** Start of Listing **

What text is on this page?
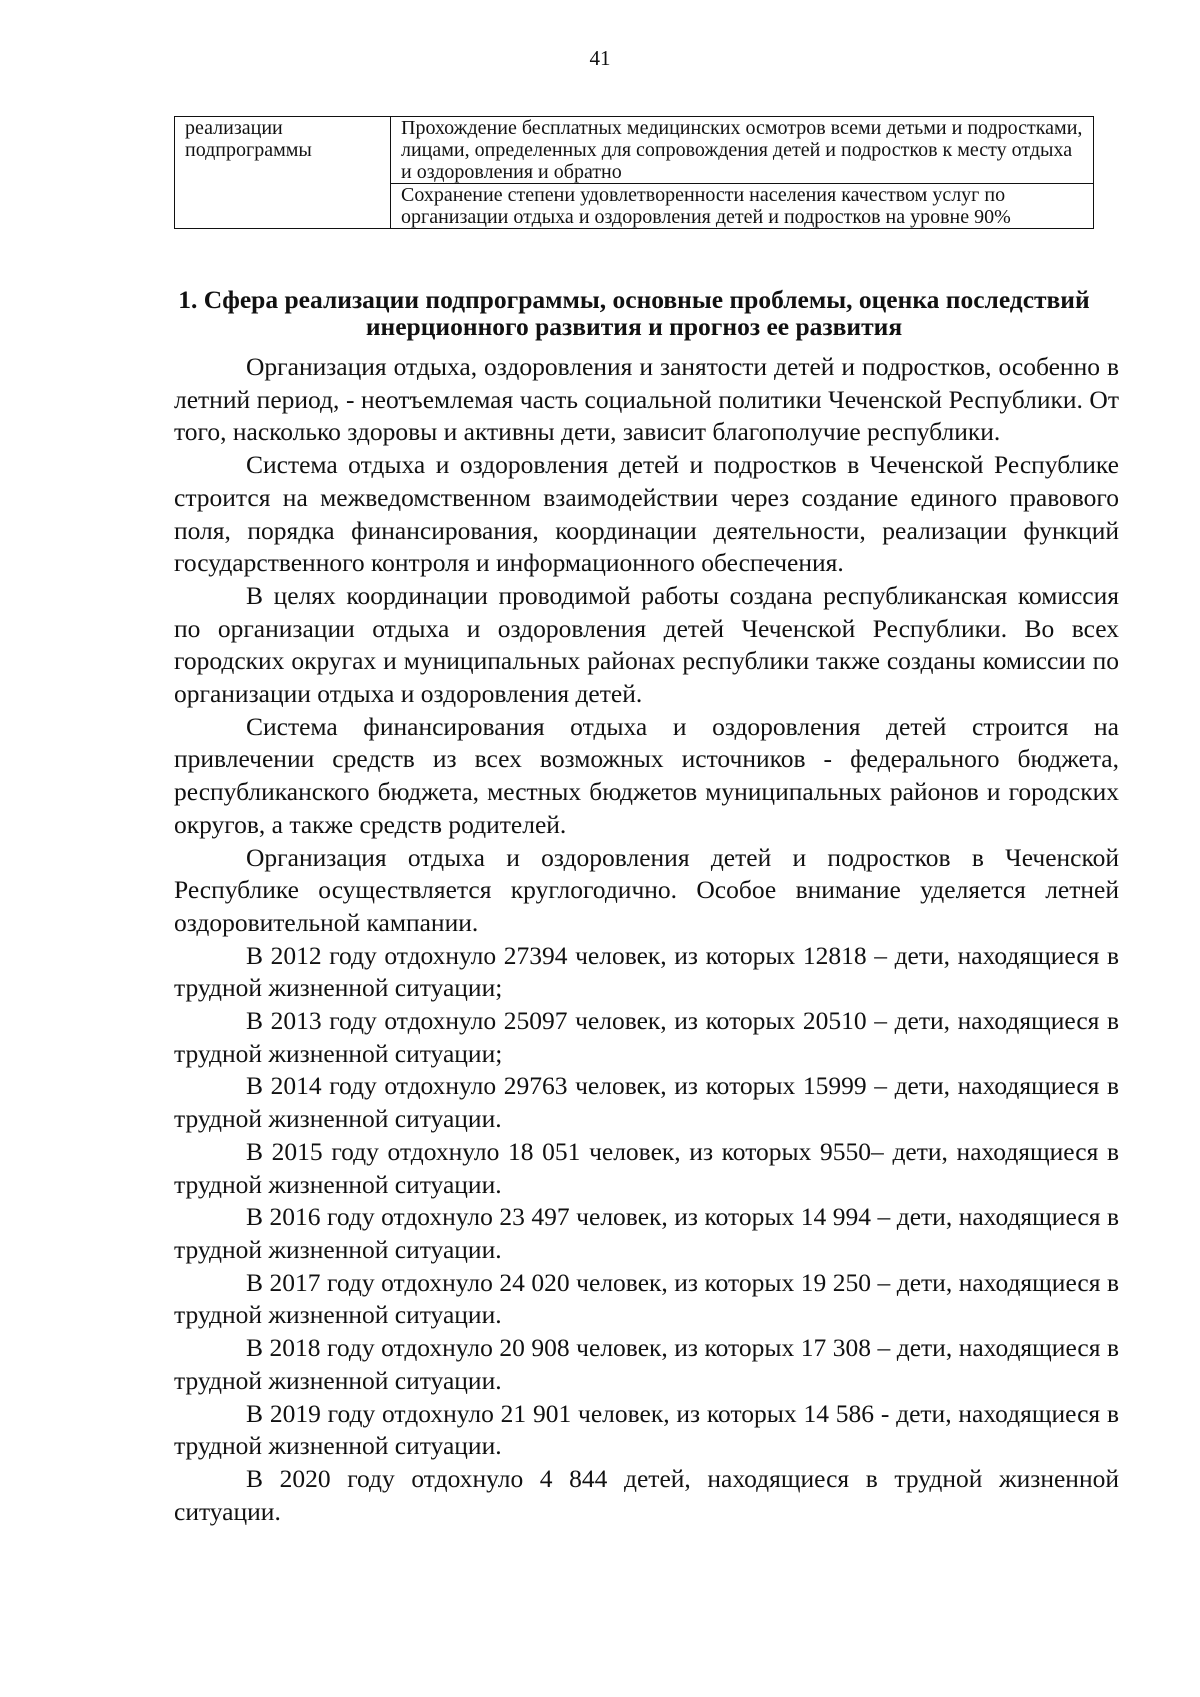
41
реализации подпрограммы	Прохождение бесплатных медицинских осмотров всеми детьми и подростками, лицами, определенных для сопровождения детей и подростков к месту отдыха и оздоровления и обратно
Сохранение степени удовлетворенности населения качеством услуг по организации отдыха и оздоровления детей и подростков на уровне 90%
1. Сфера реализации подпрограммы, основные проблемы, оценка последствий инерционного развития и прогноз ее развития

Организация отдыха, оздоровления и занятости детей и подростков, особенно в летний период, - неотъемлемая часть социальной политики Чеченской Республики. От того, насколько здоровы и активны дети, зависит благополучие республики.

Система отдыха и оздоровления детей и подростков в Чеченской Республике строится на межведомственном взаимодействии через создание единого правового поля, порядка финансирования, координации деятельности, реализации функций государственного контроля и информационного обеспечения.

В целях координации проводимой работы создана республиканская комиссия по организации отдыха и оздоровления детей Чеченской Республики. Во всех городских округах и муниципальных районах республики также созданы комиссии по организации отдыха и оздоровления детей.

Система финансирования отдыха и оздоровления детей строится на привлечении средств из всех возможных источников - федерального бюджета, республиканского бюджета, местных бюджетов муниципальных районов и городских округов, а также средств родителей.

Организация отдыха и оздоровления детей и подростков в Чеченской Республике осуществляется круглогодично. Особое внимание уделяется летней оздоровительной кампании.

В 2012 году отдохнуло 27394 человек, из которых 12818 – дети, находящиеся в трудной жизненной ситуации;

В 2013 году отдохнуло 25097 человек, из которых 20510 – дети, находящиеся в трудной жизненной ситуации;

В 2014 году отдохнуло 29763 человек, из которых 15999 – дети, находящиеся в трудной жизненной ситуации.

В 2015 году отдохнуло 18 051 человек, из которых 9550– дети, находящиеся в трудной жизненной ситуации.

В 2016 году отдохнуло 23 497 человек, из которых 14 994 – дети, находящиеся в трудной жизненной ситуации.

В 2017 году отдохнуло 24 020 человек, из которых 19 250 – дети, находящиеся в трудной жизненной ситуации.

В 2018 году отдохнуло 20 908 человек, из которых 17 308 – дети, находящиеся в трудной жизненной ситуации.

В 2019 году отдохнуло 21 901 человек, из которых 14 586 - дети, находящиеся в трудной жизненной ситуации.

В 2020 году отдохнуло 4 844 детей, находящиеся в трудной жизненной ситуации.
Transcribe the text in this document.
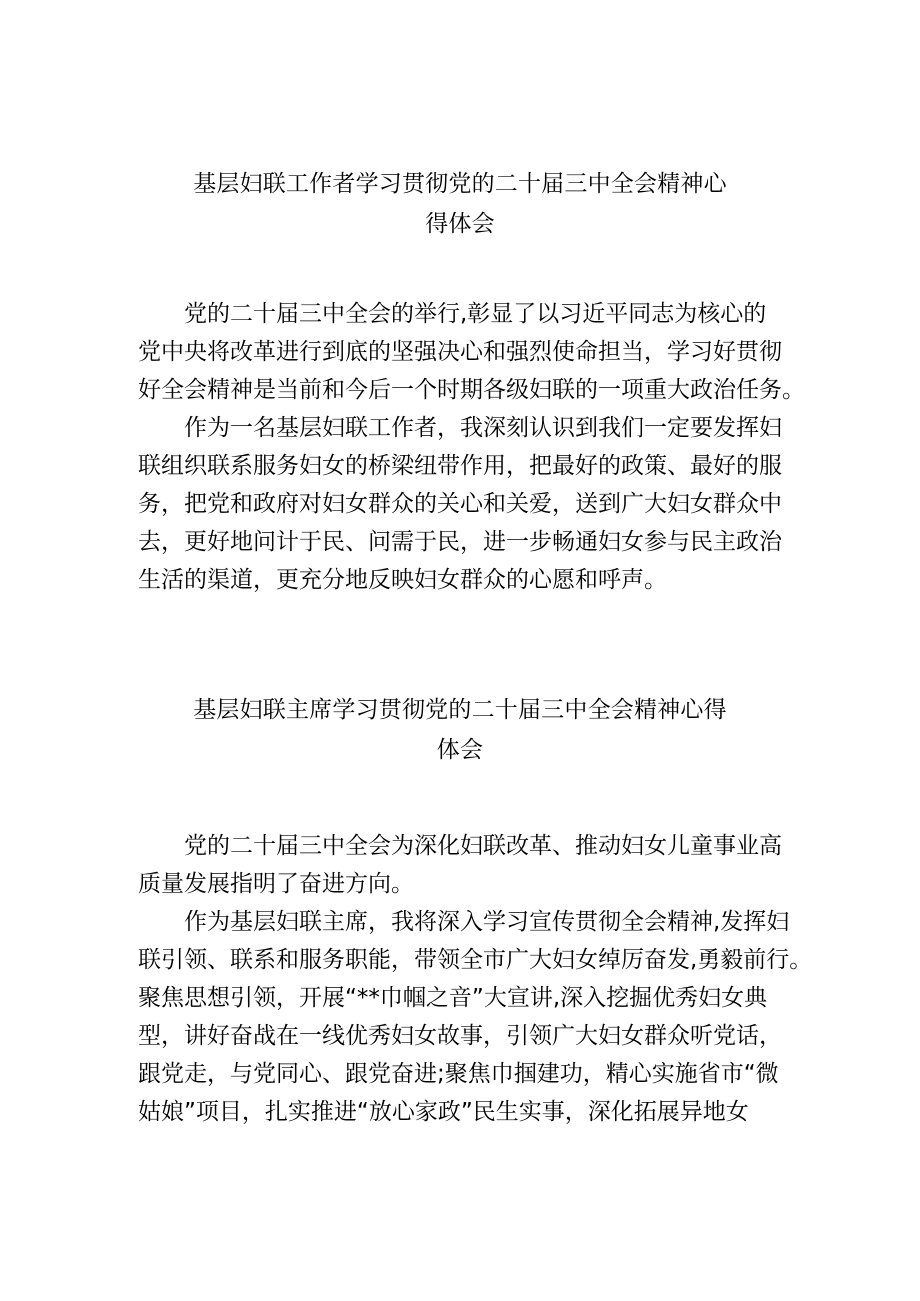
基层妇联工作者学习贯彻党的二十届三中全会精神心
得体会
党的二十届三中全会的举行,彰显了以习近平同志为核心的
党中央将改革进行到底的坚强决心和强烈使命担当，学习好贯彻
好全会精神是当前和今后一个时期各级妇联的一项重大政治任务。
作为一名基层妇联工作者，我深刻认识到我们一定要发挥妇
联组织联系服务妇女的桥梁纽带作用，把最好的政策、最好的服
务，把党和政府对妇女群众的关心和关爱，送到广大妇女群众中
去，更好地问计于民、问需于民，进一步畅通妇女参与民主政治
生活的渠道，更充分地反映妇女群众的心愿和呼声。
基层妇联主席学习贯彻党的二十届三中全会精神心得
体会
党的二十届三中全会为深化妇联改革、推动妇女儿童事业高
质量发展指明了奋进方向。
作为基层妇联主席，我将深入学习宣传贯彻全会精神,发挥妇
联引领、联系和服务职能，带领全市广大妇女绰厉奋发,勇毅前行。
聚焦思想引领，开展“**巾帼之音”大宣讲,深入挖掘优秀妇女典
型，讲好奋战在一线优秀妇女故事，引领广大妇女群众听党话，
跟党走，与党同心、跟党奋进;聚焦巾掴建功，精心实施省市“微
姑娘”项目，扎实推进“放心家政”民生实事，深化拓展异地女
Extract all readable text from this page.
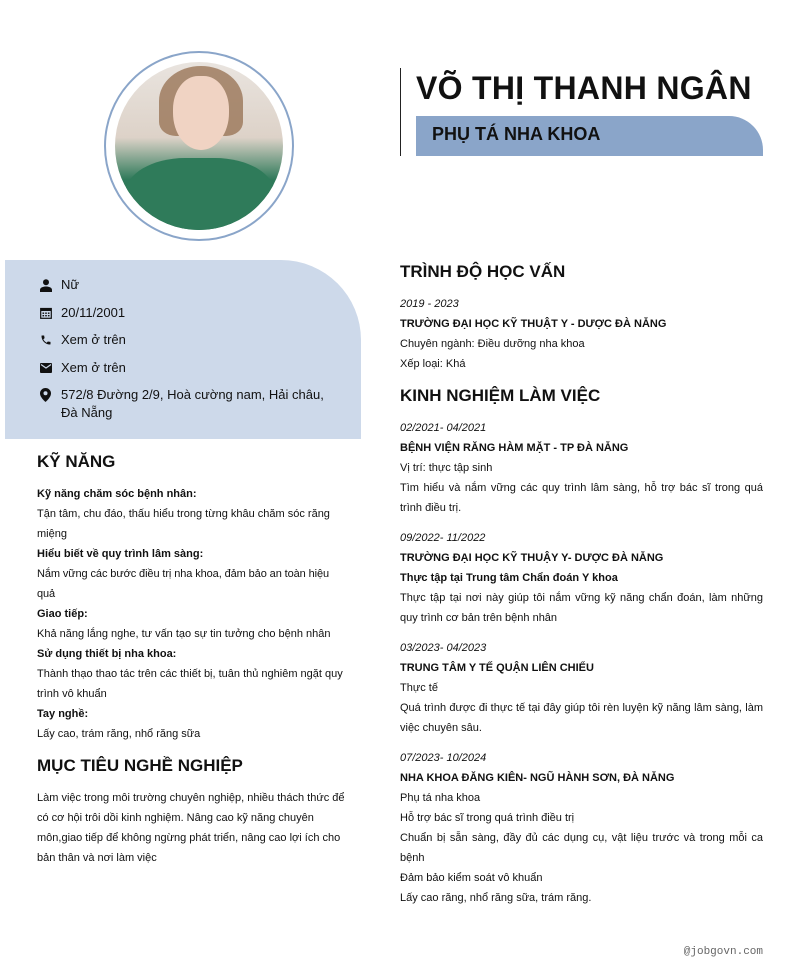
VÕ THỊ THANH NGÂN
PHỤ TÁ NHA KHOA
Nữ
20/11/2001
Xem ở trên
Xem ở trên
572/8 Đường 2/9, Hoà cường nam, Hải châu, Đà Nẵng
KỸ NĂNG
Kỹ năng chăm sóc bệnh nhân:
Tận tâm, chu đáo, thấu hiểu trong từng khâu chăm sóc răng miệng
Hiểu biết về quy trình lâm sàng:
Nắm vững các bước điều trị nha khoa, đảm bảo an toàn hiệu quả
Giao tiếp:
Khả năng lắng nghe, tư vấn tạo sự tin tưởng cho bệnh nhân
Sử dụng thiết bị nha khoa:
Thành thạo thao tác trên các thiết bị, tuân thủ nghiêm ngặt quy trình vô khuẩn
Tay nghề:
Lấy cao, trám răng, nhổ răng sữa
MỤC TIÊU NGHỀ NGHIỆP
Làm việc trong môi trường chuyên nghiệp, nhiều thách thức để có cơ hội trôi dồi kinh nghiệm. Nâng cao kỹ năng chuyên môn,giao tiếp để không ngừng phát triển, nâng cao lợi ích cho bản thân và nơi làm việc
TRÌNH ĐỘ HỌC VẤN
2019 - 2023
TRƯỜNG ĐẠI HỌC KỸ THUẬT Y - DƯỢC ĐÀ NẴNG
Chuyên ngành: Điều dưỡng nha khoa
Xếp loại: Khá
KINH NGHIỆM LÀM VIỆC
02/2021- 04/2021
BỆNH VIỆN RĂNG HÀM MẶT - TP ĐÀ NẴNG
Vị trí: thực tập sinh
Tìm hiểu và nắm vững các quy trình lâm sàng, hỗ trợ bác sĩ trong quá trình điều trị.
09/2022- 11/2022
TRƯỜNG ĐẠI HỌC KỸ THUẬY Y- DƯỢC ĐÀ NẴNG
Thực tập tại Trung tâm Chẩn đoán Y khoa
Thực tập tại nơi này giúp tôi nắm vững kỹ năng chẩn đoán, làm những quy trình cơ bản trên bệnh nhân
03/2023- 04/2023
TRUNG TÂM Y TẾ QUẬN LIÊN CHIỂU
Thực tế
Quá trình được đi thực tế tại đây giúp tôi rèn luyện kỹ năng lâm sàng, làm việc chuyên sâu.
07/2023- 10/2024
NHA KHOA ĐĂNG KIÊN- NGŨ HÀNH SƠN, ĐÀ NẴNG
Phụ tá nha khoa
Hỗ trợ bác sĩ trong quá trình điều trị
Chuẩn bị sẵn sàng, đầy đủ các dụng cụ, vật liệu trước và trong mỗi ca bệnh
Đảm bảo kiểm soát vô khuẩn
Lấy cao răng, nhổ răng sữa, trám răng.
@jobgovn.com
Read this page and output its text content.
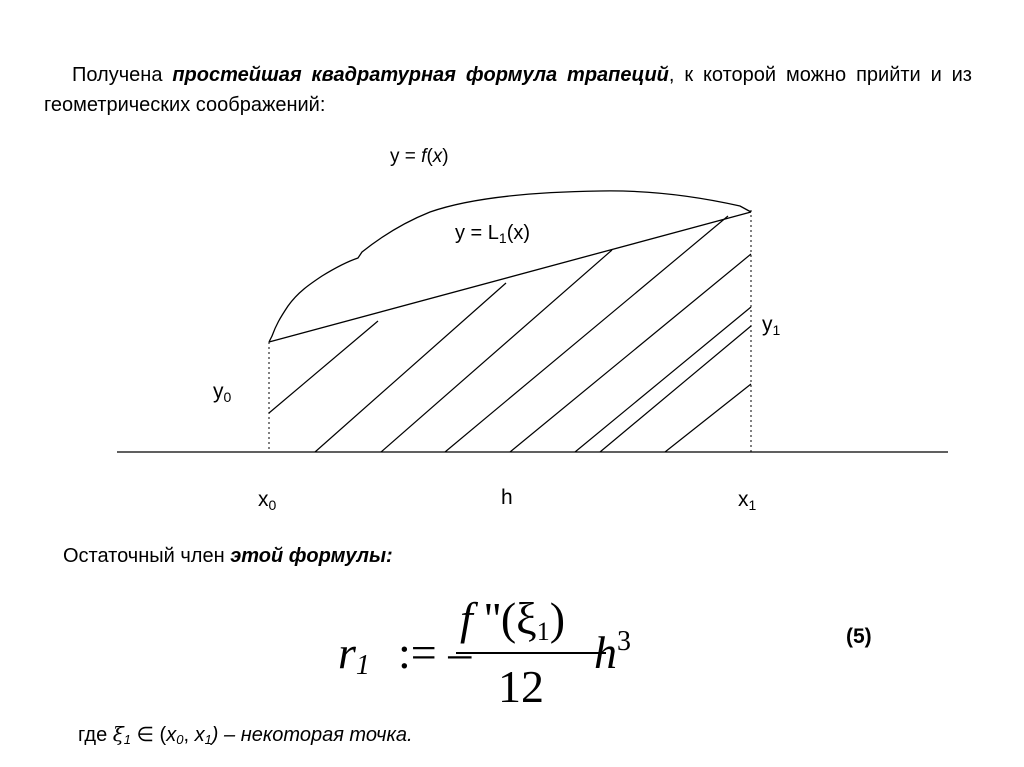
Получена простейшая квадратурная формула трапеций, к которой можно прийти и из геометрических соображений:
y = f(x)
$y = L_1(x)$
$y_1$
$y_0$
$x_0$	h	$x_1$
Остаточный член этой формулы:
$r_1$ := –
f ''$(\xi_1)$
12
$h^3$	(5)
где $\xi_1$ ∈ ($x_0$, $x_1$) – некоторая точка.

** End of Listing **

*Problem requirements*:
Copy out all the data exactly; skip the pictures.

*Final result*:
What text is on this page?
41
реализации подпрограммы	Прохождение бесплатных медицинских осмотров всеми детьми и подростками, лицами, определенных для сопровождения детей и подростков к месту отдыха и оздоровления и обратно
Сохранение степени удовлетворенности населения качеством услуг по организации отдыха и оздоровления детей и подростков на уровне 90%
1. Сфера реализации подпрограммы, основные проблемы, оценка последствий инерционного развития и прогноз ее развития

Организация отдыха, оздоровления и занятости детей и подростков, особенно в летний период, - неотъемлемая часть социальной политики Чеченской Республики. От того, насколько здоровы и активны дети, зависит благополучие республики.

Система отдыха и оздоровления детей и подростков в Чеченской Республике строится на межведомственном взаимодействии через создание единого правового поля, порядка финансирования, координации деятельности, реализации функций государственного контроля и информационного обеспечения.

В целях координации проводимой работы создана республиканская комиссия по организации отдыха и оздоровления детей Чеченской Республики. Во всех городских округах и муниципальных районах республики также созданы комиссии по организации отдыха и оздоровления детей.

Система финансирования отдыха и оздоровления детей строится на привлечении средств из всех возможных источников - федерального бюджета, республиканского бюджета, местных бюджетов муниципальных районов и городских округов, а также средств родителей.

Организация отдыха и оздоровления детей и подростков в Чеченской Республике осуществляется круглогодично. Особое внимание уделяется летней оздоровительной кампании.

В 2012 году отдохнуло 27394 человек, из которых 12818 – дети, находящиеся в трудной жизненной ситуации;

В 2013 году отдохнуло 25097 человек, из которых 20510 – дети, находящиеся в трудной жизненной ситуации;

В 2014 году отдохнуло 29763 человек, из которых 15999 – дети, находящиеся в трудной жизненной ситуации.

В 2015 году отдохнуло 18 051 человек, из которых 9550– дети, находящиеся в трудной жизненной ситуации.

В 2016 году отдохнуло 23 497 человек, из которых 14 994 – дети, находящиеся в трудной жизненной ситуации.

В 2017 году отдохнуло 24 020 человек, из которых 19 250 – дети, находящиеся в трудной жизненной ситуации.

В 2018 году отдохнуло 20 908 человек, из которых 17 308 – дети, находящиеся в трудной жизненной ситуации.

В 2019 году отдохнуло 21 901 человек, из которых 14 586 - дети, находящиеся в трудной жизненной ситуации.

В 2020 году отдохнуло 4 844 детей, находящиеся в трудной жизненной ситуации.
Transcribe the text in this document.
基层妇联工作者学习贯彻党的二十届三中全会精神心
得体会
党的二十届三中全会的举行,彰显了以习近平同志为核心的
党中央将改革进行到底的坚强决心和强烈使命担当，学习好贯彻
好全会精神是当前和今后一个时期各级妇联的一项重大政治任务。
作为一名基层妇联工作者，我深刻认识到我们一定要发挥妇
联组织联系服务妇女的桥梁纽带作用，把最好的政策、最好的服
务，把党和政府对妇女群众的关心和关爱，送到广大妇女群众中
去，更好地问计于民、问需于民，进一步畅通妇女参与民主政治
生活的渠道，更充分地反映妇女群众的心愿和呼声。
基层妇联主席学习贯彻党的二十届三中全会精神心得
体会
党的二十届三中全会为深化妇联改革、推动妇女儿童事业高
质量发展指明了奋进方向。
作为基层妇联主席，我将深入学习宣传贯彻全会精神,发挥妇
联引领、联系和服务职能，带领全市广大妇女绰厉奋发,勇毅前行。
聚焦思想引领，开展“**巾帼之音”大宣讲,深入挖掘优秀妇女典
型，讲好奋战在一线优秀妇女故事，引领广大妇女群众听党话，
跟党走，与党同心、跟党奋进;聚焦巾掴建功，精心实施省市“微
姑娘”项目，扎实推进“放心家政”民生实事，深化拓展异地女
Extract all readable text from this page.
VÕ THỊ THANH NGÂN
PHỤ TÁ NHA KHOA
Nữ
20/11/2001
Xem ở trên
Xem ở trên
572/8 Đường 2/9, Hoà cường nam, Hải châu, Đà Nẵng
KỸ NĂNG
Kỹ năng chăm sóc bệnh nhân:
Tận tâm, chu đáo, thấu hiểu trong từng khâu chăm sóc răng miệng
Hiểu biết về quy trình lâm sàng:
Nắm vững các bước điều trị nha khoa, đảm bảo an toàn hiệu quả
Giao tiếp:
Khả năng lắng nghe, tư vấn tạo sự tin tưởng cho bệnh nhân
Sử dụng thiết bị nha khoa:
Thành thạo thao tác trên các thiết bị, tuân thủ nghiêm ngặt quy trình vô khuẩn
Tay nghề:
Lấy cao, trám răng, nhổ răng sữa
MỤC TIÊU NGHỀ NGHIỆP
Làm việc trong môi trường chuyên nghiệp, nhiều thách thức để có cơ hội trôi dồi kinh nghiệm. Nâng cao kỹ năng chuyên môn,giao tiếp để không ngừng phát triển, nâng cao lợi ích cho bản thân và nơi làm việc
TRÌNH ĐỘ HỌC VẤN
2019 - 2023
TRƯỜNG ĐẠI HỌC KỸ THUẬT Y - DƯỢC ĐÀ NẴNG
Chuyên ngành: Điều dưỡng nha khoa
Xếp loại: Khá
KINH NGHIỆM LÀM VIỆC
02/2021- 04/2021
BỆNH VIỆN RĂNG HÀM MẶT - TP ĐÀ NẴNG
Vị trí: thực tập sinh
Tìm hiểu và nắm vững các quy trình lâm sàng, hỗ trợ bác sĩ trong quá trình điều trị.
09/2022- 11/2022
TRƯỜNG ĐẠI HỌC KỸ THUẬY Y- DƯỢC ĐÀ NẴNG
Thực tập tại Trung tâm Chẩn đoán Y khoa
Thực tập tại nơi này giúp tôi nắm vững kỹ năng chẩn đoán, làm những quy trình cơ bản trên bệnh nhân
03/2023- 04/2023
TRUNG TÂM Y TẾ QUẬN LIÊN CHIỂU
Thực tế
Quá trình được đi thực tế tại đây giúp tôi rèn luyện kỹ năng lâm sàng, làm việc chuyên sâu.
07/2023- 10/2024
NHA KHOA ĐĂNG KIÊN- NGŨ HÀNH SƠN, ĐÀ NẴNG
Phụ tá nha khoa
Hỗ trợ bác sĩ trong quá trình điều trị
Chuẩn bị sẵn sàng, đầy đủ các dụng cụ, vật liệu trước và trong mỗi ca bệnh
Đảm bảo kiểm soát vô khuẩn
Lấy cao răng, nhổ răng sữa, trám răng.
@jobgovn.com
Read this page and output its text content.
Получена простейшая квадратурная формула трапеций, к которой можно прийти и из геометрических соображений:
y = f(x)
$y = L_1(x)$
$y_1$
$y_0$
$x_0$	h	$x_1$
Остаточный член этой формулы:
$r_1$ := –
f ''$(\xi_1)$
12
$h^3$	(5)
где $\xi_1$ ∈ ($x_0$, $x_1$) – некоторая точка.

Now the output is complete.